Lines containing the word "освоения" need to be counted. Please reply with how many there are, and nothing else.

*****

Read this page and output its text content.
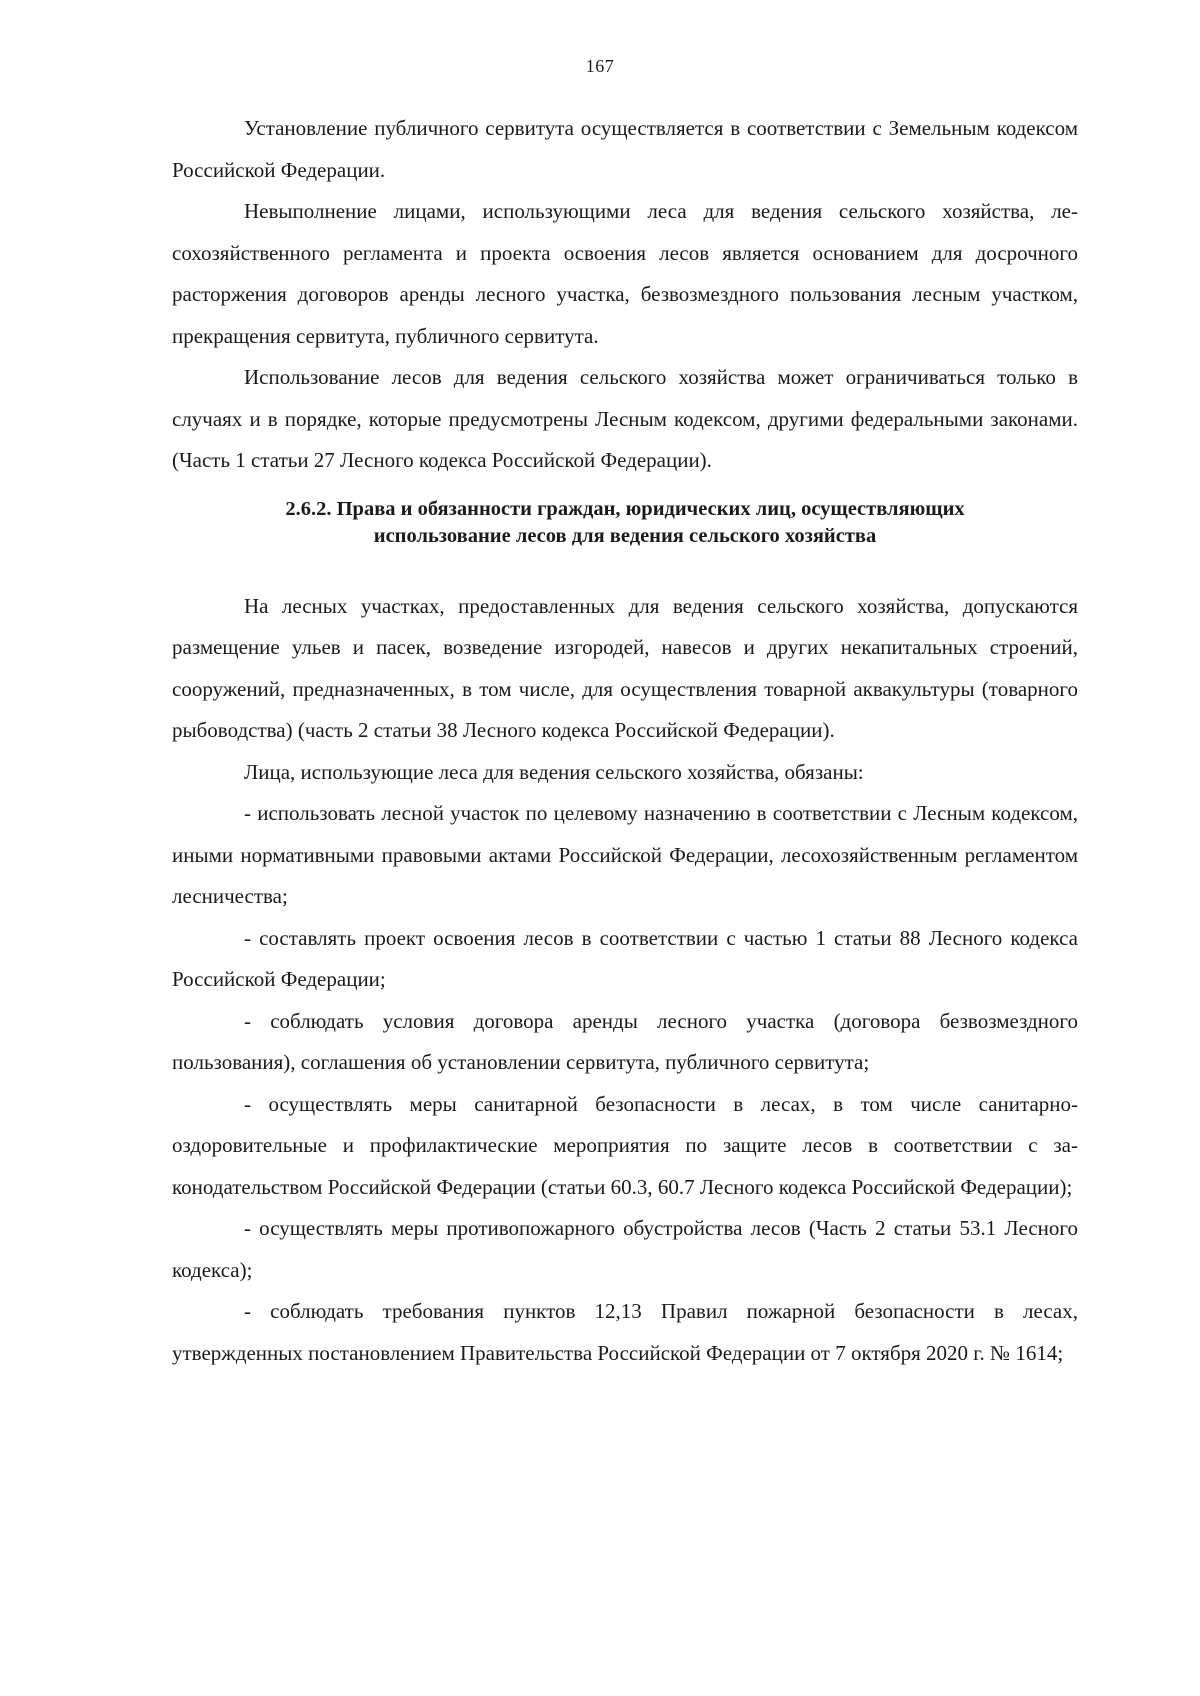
167

Установление публичного сервитута осуществляется в соответствии с Земельным кодексом Российской Федерации.

Невыполнение лицами, использующими леса для ведения сельского хозяйства, лесохозяйственного регламента и проекта освоения лесов является основанием для досрочного расторжения договоров аренды лесного участка, безвозмездного пользования лесным участком, прекращения сервитута, публичного сервитута.

Использование лесов для ведения сельского хозяйства может ограничиваться только в случаях и в порядке, которые предусмотрены Лесным кодексом, другими федеральными законами. (Часть 1 статьи 27 Лесного кодекса Российской Федерации).

2.6.2. Права и обязанности граждан, юридических лиц, осуществляющих
использование лесов для ведения сельского хозяйства

На лесных участках, предоставленных для ведения сельского хозяйства, допускаются размещение ульев и пасек, возведение изгородей, навесов и других некапитальных строений, сооружений, предназначенных, в том числе, для осуществления товарной аквакультуры (товарного рыбоводства) (часть 2 статьи 38 Лесного кодекса Российской Федерации).

Лица, использующие леса для ведения сельского хозяйства, обязаны:

- использовать лесной участок по целевому назначению в соответствии с Лесным кодексом, иными нормативными правовыми актами Российской Федерации, лесохозяйственным регламентом лесничества;

- составлять проект освоения лесов в соответствии с частью 1 статьи 88 Лесного кодекса Российской Федерации;

- соблюдать условия договора аренды лесного участка (договора безвозмездного пользования), соглашения об установлении сервитута, публичного сервитута;

- осуществлять меры санитарной безопасности в лесах, в том числе санитарно-оздоровительные и профилактические мероприятия по защите лесов в соответствии с законодательством Российской Федерации (статьи 60.3, 60.7 Лесного кодекса Российской Федерации);

- осуществлять меры противопожарного обустройства лесов (Часть 2 статьи 53.1 Лесного кодекса);

- соблюдать требования пунктов 12,13 Правил пожарной безопасности в лесах, утвержденных постановлением Правительства Российской Федерации от 7 октября 2020 г. № 1614;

*****

- _Written reply_: 2